#### Set exercise
Lines containing "this" are to be counted. Report the count alone.

-- -- --

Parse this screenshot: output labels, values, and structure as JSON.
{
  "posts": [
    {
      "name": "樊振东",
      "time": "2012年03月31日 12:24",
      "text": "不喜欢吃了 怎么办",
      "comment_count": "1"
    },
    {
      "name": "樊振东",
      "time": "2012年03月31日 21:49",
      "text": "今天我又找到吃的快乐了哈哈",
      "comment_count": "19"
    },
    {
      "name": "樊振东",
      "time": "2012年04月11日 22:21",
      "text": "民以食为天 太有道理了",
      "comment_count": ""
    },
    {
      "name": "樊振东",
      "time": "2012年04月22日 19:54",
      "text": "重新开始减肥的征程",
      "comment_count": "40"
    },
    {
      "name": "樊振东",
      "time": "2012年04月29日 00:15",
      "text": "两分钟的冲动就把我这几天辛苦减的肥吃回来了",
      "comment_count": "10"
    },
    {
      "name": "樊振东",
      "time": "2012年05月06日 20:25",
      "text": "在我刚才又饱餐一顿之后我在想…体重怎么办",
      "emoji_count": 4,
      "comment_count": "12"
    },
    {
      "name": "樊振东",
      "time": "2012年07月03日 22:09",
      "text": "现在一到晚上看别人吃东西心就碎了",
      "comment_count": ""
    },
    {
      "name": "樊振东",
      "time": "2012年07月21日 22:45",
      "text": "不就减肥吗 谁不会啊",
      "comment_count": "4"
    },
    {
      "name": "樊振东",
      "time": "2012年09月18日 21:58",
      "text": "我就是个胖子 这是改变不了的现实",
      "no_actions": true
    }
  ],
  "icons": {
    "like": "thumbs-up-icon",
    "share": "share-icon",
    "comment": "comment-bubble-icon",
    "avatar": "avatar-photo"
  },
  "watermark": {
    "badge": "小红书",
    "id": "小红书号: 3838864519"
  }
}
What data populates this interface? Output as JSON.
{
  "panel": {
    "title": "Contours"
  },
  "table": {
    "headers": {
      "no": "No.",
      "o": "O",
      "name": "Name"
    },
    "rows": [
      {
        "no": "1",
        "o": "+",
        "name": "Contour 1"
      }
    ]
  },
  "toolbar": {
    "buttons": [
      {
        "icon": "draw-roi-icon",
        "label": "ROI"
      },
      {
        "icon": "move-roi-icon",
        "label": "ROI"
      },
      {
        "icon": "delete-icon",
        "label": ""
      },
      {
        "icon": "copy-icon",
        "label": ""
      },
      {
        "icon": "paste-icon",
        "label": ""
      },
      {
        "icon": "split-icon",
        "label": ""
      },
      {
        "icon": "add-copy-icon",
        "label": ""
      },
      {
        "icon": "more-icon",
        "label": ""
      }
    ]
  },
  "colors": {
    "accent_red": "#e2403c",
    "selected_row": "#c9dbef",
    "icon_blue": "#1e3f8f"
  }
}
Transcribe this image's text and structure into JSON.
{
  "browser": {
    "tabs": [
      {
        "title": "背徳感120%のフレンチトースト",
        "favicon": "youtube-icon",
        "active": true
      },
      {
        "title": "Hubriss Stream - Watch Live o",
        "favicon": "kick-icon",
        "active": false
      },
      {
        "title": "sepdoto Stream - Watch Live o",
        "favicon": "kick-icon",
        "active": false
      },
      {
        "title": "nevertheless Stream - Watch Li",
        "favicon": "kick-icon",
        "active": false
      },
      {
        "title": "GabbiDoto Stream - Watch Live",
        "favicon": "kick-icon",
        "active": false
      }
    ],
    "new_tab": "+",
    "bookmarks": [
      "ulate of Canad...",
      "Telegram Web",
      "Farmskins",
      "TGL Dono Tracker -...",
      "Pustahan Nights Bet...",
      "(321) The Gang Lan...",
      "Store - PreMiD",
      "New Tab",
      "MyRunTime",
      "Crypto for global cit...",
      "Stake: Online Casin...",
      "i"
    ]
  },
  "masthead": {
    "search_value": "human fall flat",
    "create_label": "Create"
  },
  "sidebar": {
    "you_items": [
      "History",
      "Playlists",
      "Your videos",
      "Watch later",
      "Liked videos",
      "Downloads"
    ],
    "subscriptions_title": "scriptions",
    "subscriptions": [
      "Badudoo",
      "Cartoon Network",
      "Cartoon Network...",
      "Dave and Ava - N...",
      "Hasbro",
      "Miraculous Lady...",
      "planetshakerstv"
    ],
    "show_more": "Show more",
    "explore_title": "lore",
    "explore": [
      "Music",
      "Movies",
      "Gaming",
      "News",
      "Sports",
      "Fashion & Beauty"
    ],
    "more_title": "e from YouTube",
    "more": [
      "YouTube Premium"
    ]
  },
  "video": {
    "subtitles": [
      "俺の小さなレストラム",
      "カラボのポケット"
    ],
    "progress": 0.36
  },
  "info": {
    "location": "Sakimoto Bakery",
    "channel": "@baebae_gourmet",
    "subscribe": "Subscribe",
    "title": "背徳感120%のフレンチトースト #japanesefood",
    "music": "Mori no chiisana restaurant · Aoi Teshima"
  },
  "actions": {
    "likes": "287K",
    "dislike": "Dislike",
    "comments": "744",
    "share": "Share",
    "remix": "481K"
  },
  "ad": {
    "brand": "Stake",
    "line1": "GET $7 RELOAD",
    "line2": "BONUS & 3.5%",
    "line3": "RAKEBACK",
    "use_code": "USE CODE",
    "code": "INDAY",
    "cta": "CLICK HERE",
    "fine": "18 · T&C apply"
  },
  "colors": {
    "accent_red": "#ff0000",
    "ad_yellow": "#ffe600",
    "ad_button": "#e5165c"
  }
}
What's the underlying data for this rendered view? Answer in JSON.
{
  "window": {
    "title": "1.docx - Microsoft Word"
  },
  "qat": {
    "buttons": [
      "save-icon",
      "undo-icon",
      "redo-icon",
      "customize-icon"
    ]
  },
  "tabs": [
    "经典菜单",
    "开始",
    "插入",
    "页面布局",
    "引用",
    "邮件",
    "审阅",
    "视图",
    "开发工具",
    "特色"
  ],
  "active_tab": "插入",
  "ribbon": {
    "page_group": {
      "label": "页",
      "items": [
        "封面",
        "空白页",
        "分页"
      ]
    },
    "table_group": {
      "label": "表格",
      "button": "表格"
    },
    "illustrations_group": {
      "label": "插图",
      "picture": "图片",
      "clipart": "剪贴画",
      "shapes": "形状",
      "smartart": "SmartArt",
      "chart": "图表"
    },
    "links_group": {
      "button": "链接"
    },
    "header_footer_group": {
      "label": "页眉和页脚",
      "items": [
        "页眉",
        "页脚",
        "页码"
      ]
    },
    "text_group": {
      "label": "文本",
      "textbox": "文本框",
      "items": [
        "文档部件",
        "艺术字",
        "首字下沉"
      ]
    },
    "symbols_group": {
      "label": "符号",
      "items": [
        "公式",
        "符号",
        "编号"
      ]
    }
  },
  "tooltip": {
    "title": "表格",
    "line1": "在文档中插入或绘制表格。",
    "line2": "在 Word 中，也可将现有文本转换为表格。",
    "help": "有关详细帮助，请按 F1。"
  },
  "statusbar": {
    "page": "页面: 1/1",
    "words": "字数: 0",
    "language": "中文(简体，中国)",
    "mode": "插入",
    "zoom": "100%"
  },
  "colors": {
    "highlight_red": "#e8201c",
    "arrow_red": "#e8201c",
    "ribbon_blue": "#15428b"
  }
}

-- -- --

#### The solution
4